# [SHORT PROBLEM]
Your task is to print all of the material verbatim.

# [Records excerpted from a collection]
----

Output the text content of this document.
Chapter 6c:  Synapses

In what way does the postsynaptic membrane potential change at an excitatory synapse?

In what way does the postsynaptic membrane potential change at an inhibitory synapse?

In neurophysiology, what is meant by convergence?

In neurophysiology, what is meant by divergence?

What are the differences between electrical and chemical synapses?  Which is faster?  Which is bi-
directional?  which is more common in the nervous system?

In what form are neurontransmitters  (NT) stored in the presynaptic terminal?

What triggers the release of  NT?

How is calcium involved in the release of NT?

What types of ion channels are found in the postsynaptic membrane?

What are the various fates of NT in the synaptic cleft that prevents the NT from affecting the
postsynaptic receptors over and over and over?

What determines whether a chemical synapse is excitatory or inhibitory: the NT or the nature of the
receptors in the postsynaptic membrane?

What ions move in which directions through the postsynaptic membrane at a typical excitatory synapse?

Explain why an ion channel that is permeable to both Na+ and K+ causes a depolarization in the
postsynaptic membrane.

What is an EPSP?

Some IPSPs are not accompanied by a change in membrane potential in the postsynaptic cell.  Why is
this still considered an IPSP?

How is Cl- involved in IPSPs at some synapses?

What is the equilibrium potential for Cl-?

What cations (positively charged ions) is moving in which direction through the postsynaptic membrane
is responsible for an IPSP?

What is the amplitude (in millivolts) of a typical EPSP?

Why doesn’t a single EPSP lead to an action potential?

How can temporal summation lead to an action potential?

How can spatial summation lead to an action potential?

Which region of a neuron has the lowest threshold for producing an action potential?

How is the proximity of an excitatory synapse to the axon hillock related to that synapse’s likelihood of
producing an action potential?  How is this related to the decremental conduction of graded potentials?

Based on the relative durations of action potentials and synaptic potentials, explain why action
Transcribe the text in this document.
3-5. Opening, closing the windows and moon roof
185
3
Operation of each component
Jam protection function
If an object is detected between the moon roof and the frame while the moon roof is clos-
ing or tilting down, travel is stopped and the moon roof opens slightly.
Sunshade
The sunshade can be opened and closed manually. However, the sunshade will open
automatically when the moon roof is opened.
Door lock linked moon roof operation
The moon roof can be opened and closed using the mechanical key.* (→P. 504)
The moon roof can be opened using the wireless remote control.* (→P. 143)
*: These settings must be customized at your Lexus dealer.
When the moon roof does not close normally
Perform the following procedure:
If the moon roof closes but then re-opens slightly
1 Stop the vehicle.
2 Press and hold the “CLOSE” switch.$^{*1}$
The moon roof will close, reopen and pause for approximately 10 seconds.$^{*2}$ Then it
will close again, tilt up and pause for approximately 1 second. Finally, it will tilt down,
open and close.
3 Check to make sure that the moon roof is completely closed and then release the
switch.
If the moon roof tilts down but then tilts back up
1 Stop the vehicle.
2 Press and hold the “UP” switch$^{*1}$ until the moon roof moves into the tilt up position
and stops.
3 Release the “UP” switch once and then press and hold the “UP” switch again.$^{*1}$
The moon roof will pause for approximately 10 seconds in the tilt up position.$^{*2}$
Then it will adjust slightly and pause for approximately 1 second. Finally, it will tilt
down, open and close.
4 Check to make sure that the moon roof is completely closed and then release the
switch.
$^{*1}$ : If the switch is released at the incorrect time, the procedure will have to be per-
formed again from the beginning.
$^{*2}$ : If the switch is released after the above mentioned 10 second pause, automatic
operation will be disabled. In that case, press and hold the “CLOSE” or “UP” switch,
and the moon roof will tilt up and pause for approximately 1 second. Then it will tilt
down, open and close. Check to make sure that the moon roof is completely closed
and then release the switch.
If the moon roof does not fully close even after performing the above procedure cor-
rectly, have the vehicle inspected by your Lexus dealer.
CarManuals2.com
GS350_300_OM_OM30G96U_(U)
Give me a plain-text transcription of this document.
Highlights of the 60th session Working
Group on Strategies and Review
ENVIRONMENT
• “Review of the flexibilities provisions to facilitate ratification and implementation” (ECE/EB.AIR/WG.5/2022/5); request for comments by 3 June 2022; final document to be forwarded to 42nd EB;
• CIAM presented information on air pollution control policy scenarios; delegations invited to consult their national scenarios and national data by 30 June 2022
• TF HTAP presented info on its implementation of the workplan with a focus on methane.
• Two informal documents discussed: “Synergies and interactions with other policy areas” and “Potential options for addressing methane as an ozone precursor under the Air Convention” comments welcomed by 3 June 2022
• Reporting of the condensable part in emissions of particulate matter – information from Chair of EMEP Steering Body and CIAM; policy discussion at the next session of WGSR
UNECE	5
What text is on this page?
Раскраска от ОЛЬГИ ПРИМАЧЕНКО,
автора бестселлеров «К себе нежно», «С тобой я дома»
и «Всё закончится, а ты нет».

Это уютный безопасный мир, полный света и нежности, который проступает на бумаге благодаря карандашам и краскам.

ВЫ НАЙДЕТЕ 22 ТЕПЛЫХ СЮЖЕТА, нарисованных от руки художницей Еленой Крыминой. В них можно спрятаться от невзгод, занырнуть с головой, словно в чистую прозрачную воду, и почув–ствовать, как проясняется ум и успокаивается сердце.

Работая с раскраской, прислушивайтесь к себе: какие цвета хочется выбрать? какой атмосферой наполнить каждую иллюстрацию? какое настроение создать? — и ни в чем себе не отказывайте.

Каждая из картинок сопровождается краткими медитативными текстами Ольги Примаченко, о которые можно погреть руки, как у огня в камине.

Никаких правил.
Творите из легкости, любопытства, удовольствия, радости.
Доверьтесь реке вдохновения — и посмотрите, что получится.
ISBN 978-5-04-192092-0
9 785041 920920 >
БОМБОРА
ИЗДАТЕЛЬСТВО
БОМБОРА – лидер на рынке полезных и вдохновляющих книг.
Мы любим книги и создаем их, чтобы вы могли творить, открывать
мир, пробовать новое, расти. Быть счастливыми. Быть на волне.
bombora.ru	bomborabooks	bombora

----

# [EXERCISE RESPONSE]
Output the text content of this document.
Chapter 6c:  Synapses

In what way does the postsynaptic membrane potential change at an excitatory synapse?

In what way does the postsynaptic membrane potential change at an inhibitory synapse?

In neurophysiology, what is meant by convergence?

In neurophysiology, what is meant by divergence?

What are the differences between electrical and chemical synapses?  Which is faster?  Which is bi-
directional?  which is more common in the nervous system?

In what form are neurontransmitters  (NT) stored in the presynaptic terminal?

What triggers the release of  NT?

How is calcium involved in the release of NT?

What types of ion channels are found in the postsynaptic membrane?

What are the various fates of NT in the synaptic cleft that prevents the NT from affecting the
postsynaptic receptors over and over and over?

What determines whether a chemical synapse is excitatory or inhibitory: the NT or the nature of the
receptors in the postsynaptic membrane?

What ions move in which directions through the postsynaptic membrane at a typical excitatory synapse?

Explain why an ion channel that is permeable to both Na+ and K+ causes a depolarization in the
postsynaptic membrane.

What is an EPSP?

Some IPSPs are not accompanied by a change in membrane potential in the postsynaptic cell.  Why is
this still considered an IPSP?

How is Cl- involved in IPSPs at some synapses?

What is the equilibrium potential for Cl-?

What cations (positively charged ions) is moving in which direction through the postsynaptic membrane
is responsible for an IPSP?

What is the amplitude (in millivolts) of a typical EPSP?

Why doesn’t a single EPSP lead to an action potential?

How can temporal summation lead to an action potential?

How can spatial summation lead to an action potential?

Which region of a neuron has the lowest threshold for producing an action potential?

How is the proximity of an excitatory synapse to the axon hillock related to that synapse’s likelihood of
producing an action potential?  How is this related to the decremental conduction of graded potentials?

Based on the relative durations of action potentials and synaptic potentials, explain why action
Transcribe the text in this document.
3-5. Opening, closing the windows and moon roof
185
3
Operation of each component
Jam protection function
If an object is detected between the moon roof and the frame while the moon roof is clos-
ing or tilting down, travel is stopped and the moon roof opens slightly.
Sunshade
The sunshade can be opened and closed manually. However, the sunshade will open
automatically when the moon roof is opened.
Door lock linked moon roof operation
The moon roof can be opened and closed using the mechanical key.* (→P. 504)
The moon roof can be opened using the wireless remote control.* (→P. 143)
*: These settings must be customized at your Lexus dealer.
When the moon roof does not close normally
Perform the following procedure:
If the moon roof closes but then re-opens slightly
1 Stop the vehicle.
2 Press and hold the “CLOSE” switch.$^{*1}$
The moon roof will close, reopen and pause for approximately 10 seconds.$^{*2}$ Then it
will close again, tilt up and pause for approximately 1 second. Finally, it will tilt down,
open and close.
3 Check to make sure that the moon roof is completely closed and then release the
switch.
If the moon roof tilts down but then tilts back up
1 Stop the vehicle.
2 Press and hold the “UP” switch$^{*1}$ until the moon roof moves into the tilt up position
and stops.
3 Release the “UP” switch once and then press and hold the “UP” switch again.$^{*1}$
The moon roof will pause for approximately 10 seconds in the tilt up position.$^{*2}$
Then it will adjust slightly and pause for approximately 1 second. Finally, it will tilt
down, open and close.
4 Check to make sure that the moon roof is completely closed and then release the
switch.
$^{*1}$ : If the switch is released at the incorrect time, the procedure will have to be per-
formed again from the beginning.
$^{*2}$ : If the switch is released after the above mentioned 10 second pause, automatic
operation will be disabled. In that case, press and hold the “CLOSE” or “UP” switch,
and the moon roof will tilt up and pause for approximately 1 second. Then it will tilt
down, open and close. Check to make sure that the moon roof is completely closed
and then release the switch.
If the moon roof does not fully close even after performing the above procedure cor-
rectly, have the vehicle inspected by your Lexus dealer.
CarManuals2.com
GS350_300_OM_OM30G96U_(U)
Give me a plain-text transcription of this document.
Highlights of the 60th session Working
Group on Strategies and Review
ENVIRONMENT
• “Review of the flexibilities provisions to facilitate ratification and implementation” (ECE/EB.AIR/WG.5/2022/5); request for comments by 3 June 2022; final document to be forwarded to 42nd EB;
• CIAM presented information on air pollution control policy scenarios; delegations invited to consult their national scenarios and national data by 30 June 2022
• TF HTAP presented info on its implementation of the workplan with a focus on methane.
• Two informal documents discussed: “Synergies and interactions with other policy areas” and “Potential options for addressing methane as an ozone precursor under the Air Convention” comments welcomed by 3 June 2022
• Reporting of the condensable part in emissions of particulate matter – information from Chair of EMEP Steering Body and CIAM; policy discussion at the next session of WGSR
UNECE	5
What text is on this page?
Раскраска от ОЛЬГИ ПРИМАЧЕНКО,
автора бестселлеров «К себе нежно», «С тобой я дома»
и «Всё закончится, а ты нет».

Это уютный безопасный мир, полный света и нежности, который проступает на бумаге благодаря карандашам и краскам.

ВЫ НАЙДЕТЕ 22 ТЕПЛЫХ СЮЖЕТА, нарисованных от руки художницей Еленой Крыминой. В них можно спрятаться от невзгод, занырнуть с головой, словно в чистую прозрачную воду, и почув–ствовать, как проясняется ум и успокаивается сердце.

Работая с раскраской, прислушивайтесь к себе: какие цвета хочется выбрать? какой атмосферой наполнить каждую иллюстрацию? какое настроение создать? — и ни в чем себе не отказывайте.

Каждая из картинок сопровождается краткими медитативными текстами Ольги Примаченко, о которые можно погреть руки, как у огня в камине.

Никаких правил.
Творите из легкости, любопытства, удовольствия, радости.
Доверьтесь реке вдохновения — и посмотрите, что получится.
ISBN 978-5-04-192092-0
9 785041 920920 >
БОМБОРА
ИЗДАТЕЛЬСТВО
БОМБОРА – лидер на рынке полезных и вдохновляющих книг.
Мы любим книги и создаем их, чтобы вы могли творить, открывать
мир, пробовать новое, расти. Быть счастливыми. Быть на волне.
bombora.ru	bomborabooks	bombora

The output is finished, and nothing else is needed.